DATA SUPPLIED

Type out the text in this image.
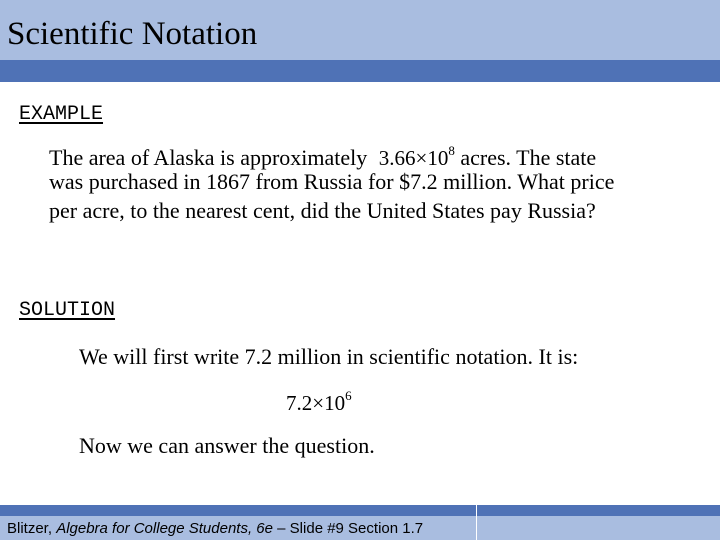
Scientific Notation
EXAMPLE
The area of Alaska is approximately $3.66\times 10^8$ acres. The state
was purchased in 1867 from Russia for $7.2 million. What price
per acre, to the nearest cent, did the United States pay Russia?
SOLUTION
We will first write 7.2 million in scientific notation. It is:
$7.2\times 10^6$
Now we can answer the question.
Blitzer, Algebra for College Students, 6e – Slide #9 Section 1.7
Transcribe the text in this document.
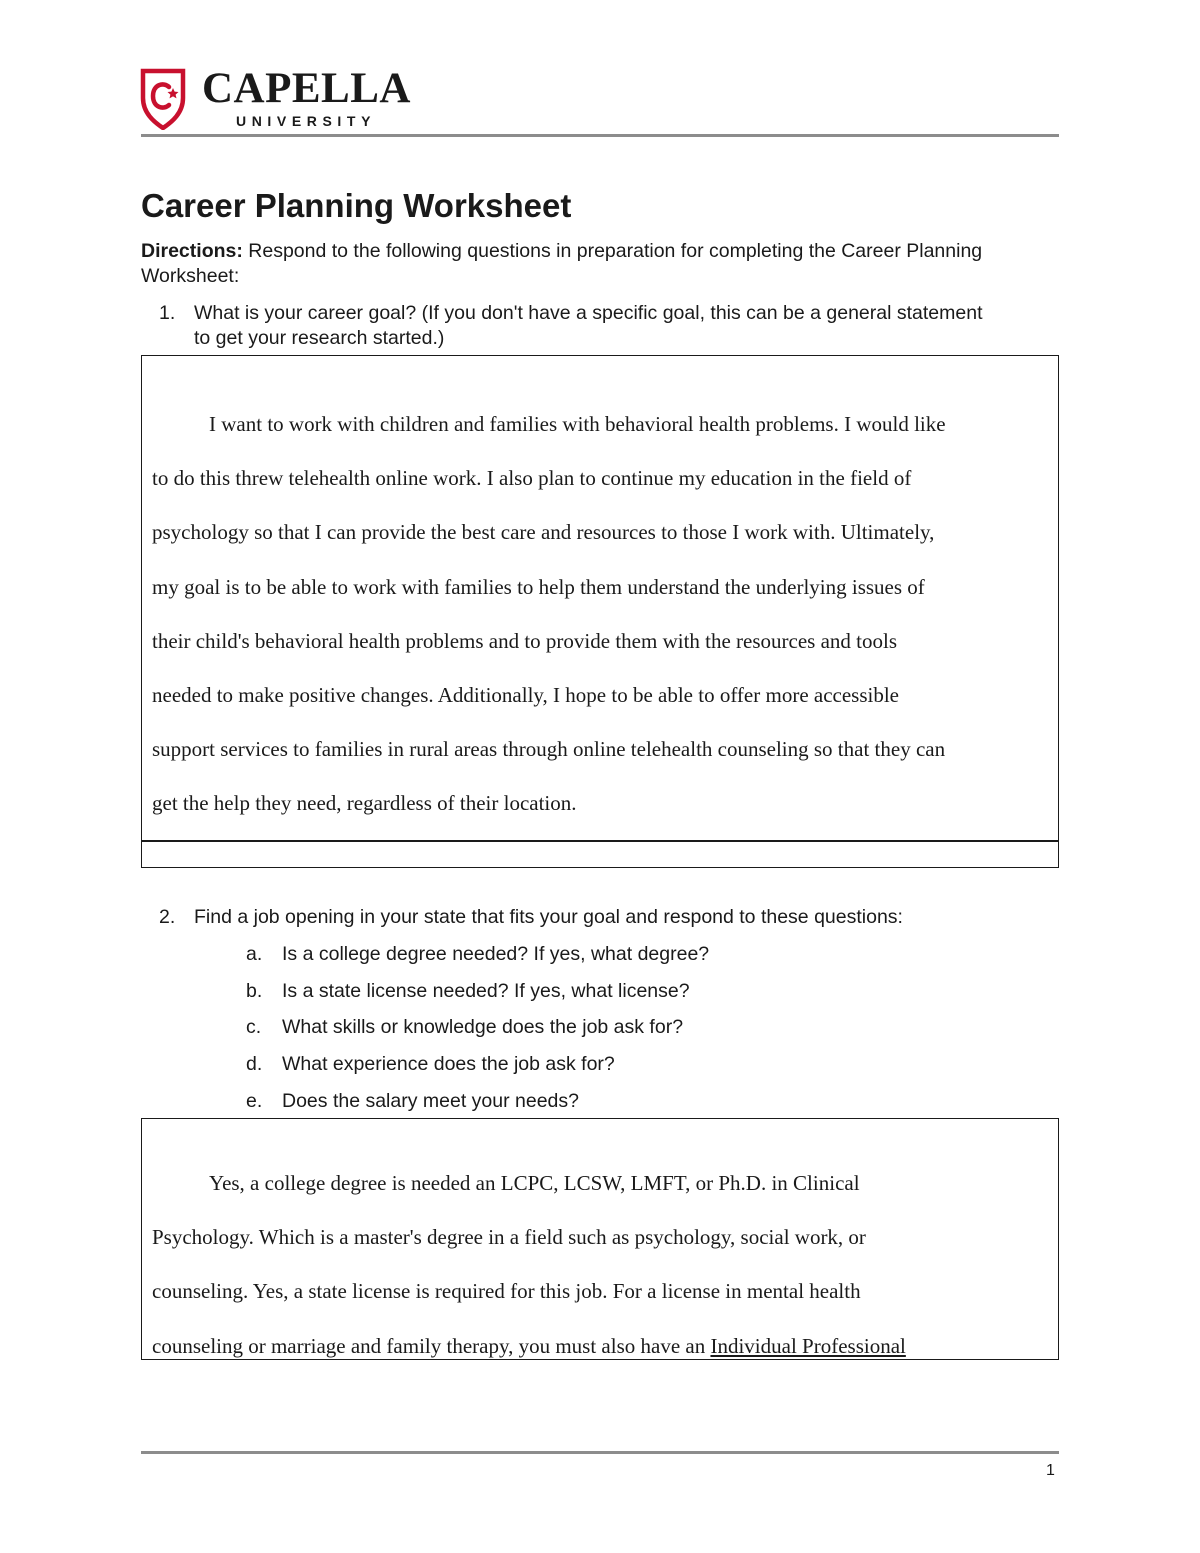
CAPELLA
UNIVERSITY
Career Planning Worksheet
Directions: Respond to the following questions in preparation for completing the Career Planning Worksheet:
1. What is your career goal? (If you don't have a specific goal, this can be a general statement to get your research started.)
I want to work with children and families with behavioral health problems. I would like
to do this threw telehealth online work. I also plan to continue my education in the field of
psychology so that I can provide the best care and resources to those I work with. Ultimately,
my goal is to be able to work with families to help them understand the underlying issues of
their child's behavioral health problems and to provide them with the resources and tools
needed to make positive changes. Additionally, I hope to be able to offer more accessible
support services to families in rural areas through online telehealth counseling so that they can
get the help they need, regardless of their location.
2. Find a job opening in your state that fits your goal and respond to these questions:
a. Is a college degree needed? If yes, what degree?
b. Is a state license needed? If yes, what license?
c. What skills or knowledge does the job ask for?
d. What experience does the job ask for?
e. Does the salary meet your needs?
Yes, a college degree is needed an LCPC, LCSW, LMFT, or Ph.D. in Clinical
Psychology. Which is a master's degree in a field such as psychology, social work, or
counseling. Yes, a state license is required for this job. For a license in mental health
counseling or marriage and family therapy, you must also have an Individual Professional
1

TASK INSTRUCTIONS
Pictures stay out; reproduce every line of the records exactly.

EXERCISE RESULT
Type out the text in this image.
Scientific Notation
EXAMPLE
The area of Alaska is approximately $3.66\times 10^8$ acres. The state
was purchased in 1867 from Russia for $7.2 million. What price
per acre, to the nearest cent, did the United States pay Russia?
SOLUTION
We will first write 7.2 million in scientific notation. It is:
$7.2\times 10^6$
Now we can answer the question.
Blitzer, Algebra for College Students, 6e – Slide #9 Section 1.7
Transcribe the text in this document.
CAPELLA
UNIVERSITY
Career Planning Worksheet
Directions: Respond to the following questions in preparation for completing the Career Planning Worksheet:
1. What is your career goal? (If you don't have a specific goal, this can be a general statement to get your research started.)
I want to work with children and families with behavioral health problems. I would like
to do this threw telehealth online work. I also plan to continue my education in the field of
psychology so that I can provide the best care and resources to those I work with. Ultimately,
my goal is to be able to work with families to help them understand the underlying issues of
their child's behavioral health problems and to provide them with the resources and tools
needed to make positive changes. Additionally, I hope to be able to offer more accessible
support services to families in rural areas through online telehealth counseling so that they can
get the help they need, regardless of their location.
2. Find a job opening in your state that fits your goal and respond to these questions:
a. Is a college degree needed? If yes, what degree?
b. Is a state license needed? If yes, what license?
c. What skills or knowledge does the job ask for?
d. What experience does the job ask for?
e. Does the salary meet your needs?
Yes, a college degree is needed an LCPC, LCSW, LMFT, or Ph.D. in Clinical
Psychology. Which is a master's degree in a field such as psychology, social work, or
counseling. Yes, a state license is required for this job. For a license in mental health
counseling or marriage and family therapy, you must also have an Individual Professional
1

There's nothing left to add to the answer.